[Stored data]

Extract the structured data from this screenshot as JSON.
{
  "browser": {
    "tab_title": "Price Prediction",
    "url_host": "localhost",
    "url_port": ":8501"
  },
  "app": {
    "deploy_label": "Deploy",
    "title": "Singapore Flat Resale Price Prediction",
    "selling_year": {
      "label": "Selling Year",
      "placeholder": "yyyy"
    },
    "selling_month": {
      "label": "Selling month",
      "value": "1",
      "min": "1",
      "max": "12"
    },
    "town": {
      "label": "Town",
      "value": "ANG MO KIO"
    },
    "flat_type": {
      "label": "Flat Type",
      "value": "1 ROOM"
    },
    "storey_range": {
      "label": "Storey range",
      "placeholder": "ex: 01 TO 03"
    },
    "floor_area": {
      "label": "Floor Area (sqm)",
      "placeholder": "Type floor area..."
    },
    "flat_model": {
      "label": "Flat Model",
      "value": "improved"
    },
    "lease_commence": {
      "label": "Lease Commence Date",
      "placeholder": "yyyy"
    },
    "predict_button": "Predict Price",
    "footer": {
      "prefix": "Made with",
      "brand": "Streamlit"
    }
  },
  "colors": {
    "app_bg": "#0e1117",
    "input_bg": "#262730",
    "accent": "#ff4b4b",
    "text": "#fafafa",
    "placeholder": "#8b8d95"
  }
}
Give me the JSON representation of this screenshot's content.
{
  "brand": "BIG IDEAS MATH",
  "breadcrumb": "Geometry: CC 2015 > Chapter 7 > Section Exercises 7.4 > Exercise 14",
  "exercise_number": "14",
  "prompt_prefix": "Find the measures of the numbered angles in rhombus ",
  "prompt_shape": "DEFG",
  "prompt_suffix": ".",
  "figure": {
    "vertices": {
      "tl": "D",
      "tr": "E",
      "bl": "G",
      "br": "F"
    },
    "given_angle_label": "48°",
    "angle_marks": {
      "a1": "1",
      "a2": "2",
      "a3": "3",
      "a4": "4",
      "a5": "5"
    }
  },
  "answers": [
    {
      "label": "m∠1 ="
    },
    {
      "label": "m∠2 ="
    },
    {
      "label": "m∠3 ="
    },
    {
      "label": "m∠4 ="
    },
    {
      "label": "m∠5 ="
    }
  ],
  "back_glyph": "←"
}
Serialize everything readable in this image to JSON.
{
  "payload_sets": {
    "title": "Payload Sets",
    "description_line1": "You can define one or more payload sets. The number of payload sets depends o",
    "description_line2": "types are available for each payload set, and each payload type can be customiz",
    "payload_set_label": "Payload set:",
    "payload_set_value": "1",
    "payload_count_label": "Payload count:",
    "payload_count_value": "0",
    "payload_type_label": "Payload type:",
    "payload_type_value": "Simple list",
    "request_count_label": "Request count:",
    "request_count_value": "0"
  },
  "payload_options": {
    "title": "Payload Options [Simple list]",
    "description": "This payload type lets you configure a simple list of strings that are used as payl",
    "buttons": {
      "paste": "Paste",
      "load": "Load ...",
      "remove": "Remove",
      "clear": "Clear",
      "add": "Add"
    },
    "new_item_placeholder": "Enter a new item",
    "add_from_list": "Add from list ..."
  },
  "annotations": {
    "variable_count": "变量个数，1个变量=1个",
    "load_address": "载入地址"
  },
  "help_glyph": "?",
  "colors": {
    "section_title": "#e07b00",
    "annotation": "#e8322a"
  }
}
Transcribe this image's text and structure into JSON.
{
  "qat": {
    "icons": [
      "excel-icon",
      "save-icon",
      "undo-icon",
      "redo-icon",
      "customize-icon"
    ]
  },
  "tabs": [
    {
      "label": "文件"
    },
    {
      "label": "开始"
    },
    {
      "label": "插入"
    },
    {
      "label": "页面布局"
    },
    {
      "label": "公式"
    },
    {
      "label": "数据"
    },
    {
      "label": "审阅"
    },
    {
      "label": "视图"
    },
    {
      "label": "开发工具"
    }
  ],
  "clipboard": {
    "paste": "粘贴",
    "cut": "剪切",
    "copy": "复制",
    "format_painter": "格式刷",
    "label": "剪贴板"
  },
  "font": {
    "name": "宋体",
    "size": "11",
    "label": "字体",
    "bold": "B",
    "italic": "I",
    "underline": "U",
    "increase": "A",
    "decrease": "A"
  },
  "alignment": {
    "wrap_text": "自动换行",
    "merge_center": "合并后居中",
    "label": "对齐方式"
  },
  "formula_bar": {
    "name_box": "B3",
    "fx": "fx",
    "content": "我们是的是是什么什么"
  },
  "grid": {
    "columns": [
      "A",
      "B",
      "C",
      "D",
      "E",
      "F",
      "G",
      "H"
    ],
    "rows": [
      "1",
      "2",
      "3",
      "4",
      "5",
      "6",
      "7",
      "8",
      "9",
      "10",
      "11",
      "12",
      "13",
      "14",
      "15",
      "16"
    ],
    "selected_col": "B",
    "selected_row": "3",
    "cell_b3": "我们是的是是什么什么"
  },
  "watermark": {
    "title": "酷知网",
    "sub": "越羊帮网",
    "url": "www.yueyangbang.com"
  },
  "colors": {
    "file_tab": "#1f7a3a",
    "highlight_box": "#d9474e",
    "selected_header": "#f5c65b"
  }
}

| WHAT YOU SHOULD DO |
Transcribe the material exactly as it reads.

| SOLUTION TO THIS PROBLEM |
Extract the structured data from this screenshot as JSON.
{
  "browser": {
    "tab_title": "Price Prediction",
    "url_host": "localhost",
    "url_port": ":8501"
  },
  "app": {
    "deploy_label": "Deploy",
    "title": "Singapore Flat Resale Price Prediction",
    "selling_year": {
      "label": "Selling Year",
      "placeholder": "yyyy"
    },
    "selling_month": {
      "label": "Selling month",
      "value": "1",
      "min": "1",
      "max": "12"
    },
    "town": {
      "label": "Town",
      "value": "ANG MO KIO"
    },
    "flat_type": {
      "label": "Flat Type",
      "value": "1 ROOM"
    },
    "storey_range": {
      "label": "Storey range",
      "placeholder": "ex: 01 TO 03"
    },
    "floor_area": {
      "label": "Floor Area (sqm)",
      "placeholder": "Type floor area..."
    },
    "flat_model": {
      "label": "Flat Model",
      "value": "improved"
    },
    "lease_commence": {
      "label": "Lease Commence Date",
      "placeholder": "yyyy"
    },
    "predict_button": "Predict Price",
    "footer": {
      "prefix": "Made with",
      "brand": "Streamlit"
    }
  },
  "colors": {
    "app_bg": "#0e1117",
    "input_bg": "#262730",
    "accent": "#ff4b4b",
    "text": "#fafafa",
    "placeholder": "#8b8d95"
  }
}
Give me the JSON representation of this screenshot's content.
{
  "brand": "BIG IDEAS MATH",
  "breadcrumb": "Geometry: CC 2015 > Chapter 7 > Section Exercises 7.4 > Exercise 14",
  "exercise_number": "14",
  "prompt_prefix": "Find the measures of the numbered angles in rhombus ",
  "prompt_shape": "DEFG",
  "prompt_suffix": ".",
  "figure": {
    "vertices": {
      "tl": "D",
      "tr": "E",
      "bl": "G",
      "br": "F"
    },
    "given_angle_label": "48°",
    "angle_marks": {
      "a1": "1",
      "a2": "2",
      "a3": "3",
      "a4": "4",
      "a5": "5"
    }
  },
  "answers": [
    {
      "label": "m∠1 ="
    },
    {
      "label": "m∠2 ="
    },
    {
      "label": "m∠3 ="
    },
    {
      "label": "m∠4 ="
    },
    {
      "label": "m∠5 ="
    }
  ],
  "back_glyph": "←"
}
Serialize everything readable in this image to JSON.
{
  "payload_sets": {
    "title": "Payload Sets",
    "description_line1": "You can define one or more payload sets. The number of payload sets depends o",
    "description_line2": "types are available for each payload set, and each payload type can be customiz",
    "payload_set_label": "Payload set:",
    "payload_set_value": "1",
    "payload_count_label": "Payload count:",
    "payload_count_value": "0",
    "payload_type_label": "Payload type:",
    "payload_type_value": "Simple list",
    "request_count_label": "Request count:",
    "request_count_value": "0"
  },
  "payload_options": {
    "title": "Payload Options [Simple list]",
    "description": "This payload type lets you configure a simple list of strings that are used as payl",
    "buttons": {
      "paste": "Paste",
      "load": "Load ...",
      "remove": "Remove",
      "clear": "Clear",
      "add": "Add"
    },
    "new_item_placeholder": "Enter a new item",
    "add_from_list": "Add from list ..."
  },
  "annotations": {
    "variable_count": "变量个数，1个变量=1个",
    "load_address": "载入地址"
  },
  "help_glyph": "?",
  "colors": {
    "section_title": "#e07b00",
    "annotation": "#e8322a"
  }
}
Transcribe this image's text and structure into JSON.
{
  "qat": {
    "icons": [
      "excel-icon",
      "save-icon",
      "undo-icon",
      "redo-icon",
      "customize-icon"
    ]
  },
  "tabs": [
    {
      "label": "文件"
    },
    {
      "label": "开始"
    },
    {
      "label": "插入"
    },
    {
      "label": "页面布局"
    },
    {
      "label": "公式"
    },
    {
      "label": "数据"
    },
    {
      "label": "审阅"
    },
    {
      "label": "视图"
    },
    {
      "label": "开发工具"
    }
  ],
  "clipboard": {
    "paste": "粘贴",
    "cut": "剪切",
    "copy": "复制",
    "format_painter": "格式刷",
    "label": "剪贴板"
  },
  "font": {
    "name": "宋体",
    "size": "11",
    "label": "字体",
    "bold": "B",
    "italic": "I",
    "underline": "U",
    "increase": "A",
    "decrease": "A"
  },
  "alignment": {
    "wrap_text": "自动换行",
    "merge_center": "合并后居中",
    "label": "对齐方式"
  },
  "formula_bar": {
    "name_box": "B3",
    "fx": "fx",
    "content": "我们是的是是什么什么"
  },
  "grid": {
    "columns": [
      "A",
      "B",
      "C",
      "D",
      "E",
      "F",
      "G",
      "H"
    ],
    "rows": [
      "1",
      "2",
      "3",
      "4",
      "5",
      "6",
      "7",
      "8",
      "9",
      "10",
      "11",
      "12",
      "13",
      "14",
      "15",
      "16"
    ],
    "selected_col": "B",
    "selected_row": "3",
    "cell_b3": "我们是的是是什么什么"
  },
  "watermark": {
    "title": "酷知网",
    "sub": "越羊帮网",
    "url": "www.yueyangbang.com"
  },
  "colors": {
    "file_tab": "#1f7a3a",
    "highlight_box": "#d9474e",
    "selected_header": "#f5c65b"
  }
}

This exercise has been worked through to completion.